* SELECTED TEXT:
Friday, December 04, 2009


Little Murders
(This column appeared in the Press-Republican, Plattsburgh, NY, December 12, 1989)

Every time I go to Montreal, I fall in love. The girls there walk with confidence, city girls, striding to where they are going, talking and laughing, glancing in shop windows, knifing between the traffic across St. Catherine Street or Sherbrooke.

They may be rushing to classes or out on their lunch hours or simply out to see the city, but they always seem to be going somewhere. I fall in love with their youth and their smiles and their energy and their future. I wonder where they were when I was a college kid, and then I remember other energetic, pretty, enthusiastic girls from 20 years ago, and I smile and fall in love with my own memories, and I wonder whatever happened to all those girls.

That was not the scene last week at the Ecole Polytechnique. There were no smiles.

The murders were the work of a maniac, but we should not dismiss it as nothing but the work of a maniac. When this particular maniac went mad, there was, somewhere in his poor, twisted mind, a message from the real world that told him women were an acceptable target. It is paranoiac to worry about the murderer, but it is not unreasonable to worry about the message he thought justified his murders. That same message justifies little murders every day. The message itself is a little murder.

* RECORDED DATA:

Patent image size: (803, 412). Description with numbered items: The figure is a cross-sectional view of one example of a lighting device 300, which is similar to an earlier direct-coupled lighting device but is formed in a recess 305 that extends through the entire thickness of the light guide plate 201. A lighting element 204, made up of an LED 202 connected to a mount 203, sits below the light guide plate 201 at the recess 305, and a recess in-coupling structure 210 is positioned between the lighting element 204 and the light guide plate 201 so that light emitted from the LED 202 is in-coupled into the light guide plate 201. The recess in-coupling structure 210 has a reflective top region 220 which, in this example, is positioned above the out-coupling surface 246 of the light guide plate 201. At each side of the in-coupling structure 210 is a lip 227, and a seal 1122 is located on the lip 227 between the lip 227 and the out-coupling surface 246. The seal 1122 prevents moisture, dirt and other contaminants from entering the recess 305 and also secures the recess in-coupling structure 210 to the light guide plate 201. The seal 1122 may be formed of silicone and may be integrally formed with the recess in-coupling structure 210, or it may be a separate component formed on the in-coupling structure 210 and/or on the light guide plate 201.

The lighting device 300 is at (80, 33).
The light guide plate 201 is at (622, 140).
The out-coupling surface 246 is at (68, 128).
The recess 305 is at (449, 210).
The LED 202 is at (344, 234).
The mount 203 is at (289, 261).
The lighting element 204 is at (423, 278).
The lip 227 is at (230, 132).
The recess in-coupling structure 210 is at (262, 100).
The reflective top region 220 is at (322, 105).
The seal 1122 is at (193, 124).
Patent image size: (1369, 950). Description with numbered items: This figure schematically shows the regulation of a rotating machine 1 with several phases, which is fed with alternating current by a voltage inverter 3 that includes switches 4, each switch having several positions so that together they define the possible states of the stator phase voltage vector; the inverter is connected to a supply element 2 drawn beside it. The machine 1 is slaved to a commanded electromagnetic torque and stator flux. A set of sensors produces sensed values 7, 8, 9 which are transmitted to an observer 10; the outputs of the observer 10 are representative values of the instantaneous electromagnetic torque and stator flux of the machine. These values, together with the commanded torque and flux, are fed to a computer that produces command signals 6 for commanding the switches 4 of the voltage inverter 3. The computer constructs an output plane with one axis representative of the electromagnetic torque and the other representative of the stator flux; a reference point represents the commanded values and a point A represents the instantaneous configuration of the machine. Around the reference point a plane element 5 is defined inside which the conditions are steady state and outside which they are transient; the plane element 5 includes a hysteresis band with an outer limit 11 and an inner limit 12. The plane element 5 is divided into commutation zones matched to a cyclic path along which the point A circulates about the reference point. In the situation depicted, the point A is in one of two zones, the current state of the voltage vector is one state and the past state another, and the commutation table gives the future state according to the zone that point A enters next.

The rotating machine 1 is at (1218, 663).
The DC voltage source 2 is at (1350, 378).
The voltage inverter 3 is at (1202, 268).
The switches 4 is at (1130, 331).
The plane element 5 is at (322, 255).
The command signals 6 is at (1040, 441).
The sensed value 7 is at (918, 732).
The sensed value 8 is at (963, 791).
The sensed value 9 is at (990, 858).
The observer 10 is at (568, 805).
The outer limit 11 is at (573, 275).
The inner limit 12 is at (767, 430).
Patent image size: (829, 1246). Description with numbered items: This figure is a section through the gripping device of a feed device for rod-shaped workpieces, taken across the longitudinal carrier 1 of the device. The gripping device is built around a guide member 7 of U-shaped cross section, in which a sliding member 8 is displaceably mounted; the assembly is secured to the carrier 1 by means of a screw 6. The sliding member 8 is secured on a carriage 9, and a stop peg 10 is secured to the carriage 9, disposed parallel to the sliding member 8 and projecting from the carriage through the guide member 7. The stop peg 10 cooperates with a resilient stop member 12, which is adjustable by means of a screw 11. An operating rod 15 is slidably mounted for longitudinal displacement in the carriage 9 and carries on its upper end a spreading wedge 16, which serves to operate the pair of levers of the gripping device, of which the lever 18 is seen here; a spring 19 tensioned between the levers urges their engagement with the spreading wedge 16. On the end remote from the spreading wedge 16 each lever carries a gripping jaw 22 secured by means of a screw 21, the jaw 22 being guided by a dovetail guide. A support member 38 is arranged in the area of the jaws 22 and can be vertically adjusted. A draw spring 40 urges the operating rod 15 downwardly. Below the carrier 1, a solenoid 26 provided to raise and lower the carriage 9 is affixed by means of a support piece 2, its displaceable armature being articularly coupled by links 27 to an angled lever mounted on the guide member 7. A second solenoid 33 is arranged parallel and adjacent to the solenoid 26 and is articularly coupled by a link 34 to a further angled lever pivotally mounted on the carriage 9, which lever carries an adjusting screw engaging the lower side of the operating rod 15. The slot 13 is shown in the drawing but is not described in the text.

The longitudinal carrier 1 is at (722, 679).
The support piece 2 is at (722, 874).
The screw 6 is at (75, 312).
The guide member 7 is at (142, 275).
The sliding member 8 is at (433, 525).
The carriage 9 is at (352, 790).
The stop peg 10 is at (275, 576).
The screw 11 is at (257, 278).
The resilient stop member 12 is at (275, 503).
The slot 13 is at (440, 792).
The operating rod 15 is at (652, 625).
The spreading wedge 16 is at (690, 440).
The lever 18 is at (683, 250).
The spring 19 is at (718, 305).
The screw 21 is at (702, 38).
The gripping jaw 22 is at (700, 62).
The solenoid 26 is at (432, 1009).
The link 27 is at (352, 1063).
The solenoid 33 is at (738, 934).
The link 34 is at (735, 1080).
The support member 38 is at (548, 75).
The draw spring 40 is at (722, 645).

* TASKS TO CARRY OUT:
[a] Condense the paragraph of the column that begins "The murders were the work of a maniac" into a short bulleted list that keeps its main points.
[b] Reproduce the column word for word, starting with "Friday, December 04, 2009" and going on through "Street or Sherbrooke.".

* OUTPUTS:
[a]
- A maniac committed the murders, but they should not be dismissed as only that.
- In his twisted mind was a message from the real world that women were an acceptable target.
- Worrying about the murderer is paranoiac; worrying about that message is not unreasonable.
- The same message justifies little murders every day and is itself a little murder.

[b]
Friday, December 04, 2009


Little Murders
(This column appeared in the Press-Republican, Plattsburgh, NY, December 12, 1989)

Every time I go to Montreal, I fall in love. The girls there walk with confidence, city girls, striding to where they are going, talking and laughing, glancing in shop windows, knifing between the traffic across St. Catherine Street or Sherbrooke.